Reproduce every line of the records below verbatim.

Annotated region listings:
-- START --
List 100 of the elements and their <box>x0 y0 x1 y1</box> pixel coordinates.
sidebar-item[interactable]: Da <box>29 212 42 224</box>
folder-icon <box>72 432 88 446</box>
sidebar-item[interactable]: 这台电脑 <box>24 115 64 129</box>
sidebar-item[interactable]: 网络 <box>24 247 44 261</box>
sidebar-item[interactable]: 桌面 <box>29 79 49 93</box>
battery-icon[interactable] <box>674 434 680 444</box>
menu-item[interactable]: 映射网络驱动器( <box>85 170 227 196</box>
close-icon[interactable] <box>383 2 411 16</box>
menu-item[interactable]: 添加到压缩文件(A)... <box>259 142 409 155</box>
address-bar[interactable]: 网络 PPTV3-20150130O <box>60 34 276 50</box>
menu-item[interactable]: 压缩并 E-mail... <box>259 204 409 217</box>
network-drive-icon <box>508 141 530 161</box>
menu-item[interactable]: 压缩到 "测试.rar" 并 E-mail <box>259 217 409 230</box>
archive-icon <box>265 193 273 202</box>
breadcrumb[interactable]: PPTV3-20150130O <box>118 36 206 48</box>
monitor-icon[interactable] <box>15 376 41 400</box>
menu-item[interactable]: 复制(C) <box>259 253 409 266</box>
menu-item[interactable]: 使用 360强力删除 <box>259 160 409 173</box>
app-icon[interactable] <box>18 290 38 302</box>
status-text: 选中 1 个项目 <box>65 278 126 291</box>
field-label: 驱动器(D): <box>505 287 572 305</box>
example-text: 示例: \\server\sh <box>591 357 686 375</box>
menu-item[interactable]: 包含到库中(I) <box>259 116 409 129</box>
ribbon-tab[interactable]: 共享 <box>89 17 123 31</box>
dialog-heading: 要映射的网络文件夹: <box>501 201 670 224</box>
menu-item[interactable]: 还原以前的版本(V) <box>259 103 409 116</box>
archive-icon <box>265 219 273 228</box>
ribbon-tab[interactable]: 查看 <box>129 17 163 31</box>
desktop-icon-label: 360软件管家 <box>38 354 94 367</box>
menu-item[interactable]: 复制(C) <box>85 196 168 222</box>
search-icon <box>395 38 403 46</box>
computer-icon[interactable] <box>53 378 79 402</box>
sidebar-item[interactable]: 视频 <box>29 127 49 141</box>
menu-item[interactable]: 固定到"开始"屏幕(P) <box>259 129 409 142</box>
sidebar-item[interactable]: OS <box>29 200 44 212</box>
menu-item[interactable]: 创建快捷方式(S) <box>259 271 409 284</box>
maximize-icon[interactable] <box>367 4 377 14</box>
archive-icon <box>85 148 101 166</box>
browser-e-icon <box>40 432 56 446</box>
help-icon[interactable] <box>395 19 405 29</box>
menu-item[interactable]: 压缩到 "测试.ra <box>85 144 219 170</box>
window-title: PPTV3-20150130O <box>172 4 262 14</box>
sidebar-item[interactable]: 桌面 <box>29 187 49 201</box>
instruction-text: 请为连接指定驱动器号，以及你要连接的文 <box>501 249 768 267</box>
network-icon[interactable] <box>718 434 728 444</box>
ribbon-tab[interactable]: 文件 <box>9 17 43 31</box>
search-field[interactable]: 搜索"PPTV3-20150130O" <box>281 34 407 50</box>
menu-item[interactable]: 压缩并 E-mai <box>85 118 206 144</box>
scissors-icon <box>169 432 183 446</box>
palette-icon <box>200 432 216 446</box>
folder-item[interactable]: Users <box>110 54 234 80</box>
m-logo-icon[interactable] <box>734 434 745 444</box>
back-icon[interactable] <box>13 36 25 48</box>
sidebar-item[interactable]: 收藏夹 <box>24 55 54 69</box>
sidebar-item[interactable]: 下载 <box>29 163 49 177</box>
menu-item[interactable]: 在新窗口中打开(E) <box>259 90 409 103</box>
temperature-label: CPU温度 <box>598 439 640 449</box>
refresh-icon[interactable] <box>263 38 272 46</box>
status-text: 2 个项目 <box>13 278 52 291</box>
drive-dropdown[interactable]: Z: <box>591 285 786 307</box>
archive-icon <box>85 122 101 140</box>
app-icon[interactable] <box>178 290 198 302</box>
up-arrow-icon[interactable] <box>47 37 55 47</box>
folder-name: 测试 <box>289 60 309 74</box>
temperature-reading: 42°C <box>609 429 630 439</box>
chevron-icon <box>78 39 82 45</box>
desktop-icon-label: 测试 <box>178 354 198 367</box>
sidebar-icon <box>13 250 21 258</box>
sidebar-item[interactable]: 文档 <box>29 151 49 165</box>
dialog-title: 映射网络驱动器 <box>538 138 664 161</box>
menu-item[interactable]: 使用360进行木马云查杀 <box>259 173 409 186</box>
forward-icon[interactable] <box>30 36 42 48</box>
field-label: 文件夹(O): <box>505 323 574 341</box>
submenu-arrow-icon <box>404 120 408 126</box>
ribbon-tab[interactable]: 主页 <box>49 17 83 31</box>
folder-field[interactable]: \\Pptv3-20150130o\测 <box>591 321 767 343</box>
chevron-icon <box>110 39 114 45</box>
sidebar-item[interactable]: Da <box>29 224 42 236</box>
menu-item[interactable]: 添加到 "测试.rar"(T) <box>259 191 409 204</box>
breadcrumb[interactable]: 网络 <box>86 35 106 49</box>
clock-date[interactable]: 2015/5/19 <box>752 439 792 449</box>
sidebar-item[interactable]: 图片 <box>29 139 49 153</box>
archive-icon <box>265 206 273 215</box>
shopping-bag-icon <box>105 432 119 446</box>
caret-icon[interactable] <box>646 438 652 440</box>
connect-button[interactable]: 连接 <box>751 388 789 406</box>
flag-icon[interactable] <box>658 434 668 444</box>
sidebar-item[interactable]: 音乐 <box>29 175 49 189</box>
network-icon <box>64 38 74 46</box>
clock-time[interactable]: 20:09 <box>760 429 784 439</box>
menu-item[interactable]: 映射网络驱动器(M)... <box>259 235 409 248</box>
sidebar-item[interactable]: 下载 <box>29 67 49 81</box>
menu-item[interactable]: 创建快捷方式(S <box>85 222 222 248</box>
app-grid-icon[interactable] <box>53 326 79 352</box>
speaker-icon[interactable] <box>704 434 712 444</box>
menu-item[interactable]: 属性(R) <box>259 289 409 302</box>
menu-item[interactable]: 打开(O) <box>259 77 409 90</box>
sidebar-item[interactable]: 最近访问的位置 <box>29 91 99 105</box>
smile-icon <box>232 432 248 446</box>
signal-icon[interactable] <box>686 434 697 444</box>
-- END --
PROBLEM SOLUTION:
List 100 of the elements and their <box>x0 y0 x1 y1</box> pixel coordinates.
sidebar-item[interactable]: Da <box>29 212 42 224</box>
folder-icon <box>72 432 88 446</box>
sidebar-item[interactable]: 这台电脑 <box>24 115 64 129</box>
sidebar-item[interactable]: 网络 <box>24 247 44 261</box>
sidebar-item[interactable]: 桌面 <box>29 79 49 93</box>
battery-icon[interactable] <box>674 434 680 444</box>
menu-item[interactable]: 映射网络驱动器( <box>85 170 227 196</box>
close-icon[interactable] <box>383 2 411 16</box>
menu-item[interactable]: 添加到压缩文件(A)... <box>259 142 409 155</box>
address-bar[interactable]: 网络 PPTV3-20150130O <box>60 34 276 50</box>
menu-item[interactable]: 压缩并 E-mail... <box>259 204 409 217</box>
network-drive-icon <box>508 141 530 161</box>
menu-item[interactable]: 压缩到 "测试.rar" 并 E-mail <box>259 217 409 230</box>
archive-icon <box>265 193 273 202</box>
breadcrumb[interactable]: PPTV3-20150130O <box>118 36 206 48</box>
monitor-icon[interactable] <box>15 376 41 400</box>
menu-item[interactable]: 复制(C) <box>259 253 409 266</box>
menu-item[interactable]: 使用 360强力删除 <box>259 160 409 173</box>
app-icon[interactable] <box>18 290 38 302</box>
status-text: 选中 1 个项目 <box>65 278 126 291</box>
field-label: 驱动器(D): <box>505 287 572 305</box>
example-text: 示例: \\server\sh <box>591 357 686 375</box>
menu-item[interactable]: 包含到库中(I) <box>259 116 409 129</box>
ribbon-tab[interactable]: 共享 <box>89 17 123 31</box>
dialog-heading: 要映射的网络文件夹: <box>501 201 670 224</box>
menu-item[interactable]: 还原以前的版本(V) <box>259 103 409 116</box>
archive-icon <box>265 219 273 228</box>
ribbon-tab[interactable]: 查看 <box>129 17 163 31</box>
desktop-icon-label: 360软件管家 <box>38 354 94 367</box>
menu-item[interactable]: 复制(C) <box>85 196 168 222</box>
search-icon <box>395 38 403 46</box>
computer-icon[interactable] <box>53 378 79 402</box>
sidebar-item[interactable]: 视频 <box>29 127 49 141</box>
menu-item[interactable]: 固定到"开始"屏幕(P) <box>259 129 409 142</box>
sidebar-item[interactable]: OS <box>29 200 44 212</box>
menu-item[interactable]: 创建快捷方式(S) <box>259 271 409 284</box>
maximize-icon[interactable] <box>367 4 377 14</box>
archive-icon <box>85 148 101 166</box>
browser-e-icon <box>40 432 56 446</box>
help-icon[interactable] <box>395 19 405 29</box>
menu-item[interactable]: 压缩到 "测试.ra <box>85 144 219 170</box>
window-title: PPTV3-20150130O <box>172 4 262 14</box>
sidebar-item[interactable]: 桌面 <box>29 187 49 201</box>
instruction-text: 请为连接指定驱动器号，以及你要连接的文 <box>501 249 768 267</box>
network-icon[interactable] <box>718 434 728 444</box>
ribbon-tab[interactable]: 文件 <box>9 17 43 31</box>
search-field[interactable]: 搜索"PPTV3-20150130O" <box>281 34 407 50</box>
menu-item[interactable]: 压缩并 E-mai <box>85 118 206 144</box>
scissors-icon <box>169 432 183 446</box>
palette-icon <box>200 432 216 446</box>
folder-item[interactable]: Users <box>110 54 234 80</box>
m-logo-icon[interactable] <box>734 434 745 444</box>
back-icon[interactable] <box>13 36 25 48</box>
sidebar-item[interactable]: 收藏夹 <box>24 55 54 69</box>
sidebar-item[interactable]: 下载 <box>29 163 49 177</box>
menu-item[interactable]: 在新窗口中打开(E) <box>259 90 409 103</box>
temperature-label: CPU温度 <box>598 439 640 449</box>
refresh-icon[interactable] <box>263 38 272 46</box>
status-text: 2 个项目 <box>13 278 52 291</box>
drive-dropdown[interactable]: Z: <box>591 285 786 307</box>
archive-icon <box>85 122 101 140</box>
app-icon[interactable] <box>178 290 198 302</box>
up-arrow-icon[interactable] <box>47 37 55 47</box>
folder-name: 测试 <box>289 60 309 74</box>
temperature-reading: 42°C <box>609 429 630 439</box>
chevron-icon <box>78 39 82 45</box>
desktop-icon-label: 测试 <box>178 354 198 367</box>
sidebar-icon <box>13 250 21 258</box>
sidebar-item[interactable]: 文档 <box>29 151 49 165</box>
dialog-title: 映射网络驱动器 <box>538 138 664 161</box>
menu-item[interactable]: 使用360进行木马云查杀 <box>259 173 409 186</box>
forward-icon[interactable] <box>30 36 42 48</box>
field-label: 文件夹(O): <box>505 323 574 341</box>
submenu-arrow-icon <box>404 120 408 126</box>
ribbon-tab[interactable]: 主页 <box>49 17 83 31</box>
folder-field[interactable]: \\Pptv3-20150130o\测 <box>591 321 767 343</box>
chevron-icon <box>110 39 114 45</box>
sidebar-item[interactable]: Da <box>29 224 42 236</box>
menu-item[interactable]: 添加到 "测试.rar"(T) <box>259 191 409 204</box>
breadcrumb[interactable]: 网络 <box>86 35 106 49</box>
clock-date[interactable]: 2015/5/19 <box>752 439 792 449</box>
sidebar-item[interactable]: 图片 <box>29 139 49 153</box>
archive-icon <box>265 206 273 215</box>
shopping-bag-icon <box>105 432 119 446</box>
caret-icon[interactable] <box>646 438 652 440</box>
connect-button[interactable]: 连接 <box>751 388 789 406</box>
flag-icon[interactable] <box>658 434 668 444</box>
sidebar-item[interactable]: 音乐 <box>29 175 49 189</box>
network-icon <box>64 38 74 46</box>
clock-time[interactable]: 20:09 <box>760 429 784 439</box>
menu-item[interactable]: 映射网络驱动器(M)... <box>259 235 409 248</box>
sidebar-item[interactable]: 下载 <box>29 67 49 81</box>
menu-item[interactable]: 创建快捷方式(S <box>85 222 222 248</box>
app-grid-icon[interactable] <box>53 326 79 352</box>
speaker-icon[interactable] <box>704 434 712 444</box>
menu-item[interactable]: 属性(R) <box>259 289 409 302</box>
menu-item[interactable]: 打开(O) <box>259 77 409 90</box>
sidebar-item[interactable]: 最近访问的位置 <box>29 91 99 105</box>
smile-icon <box>232 432 248 446</box>
signal-icon[interactable] <box>686 434 697 444</box>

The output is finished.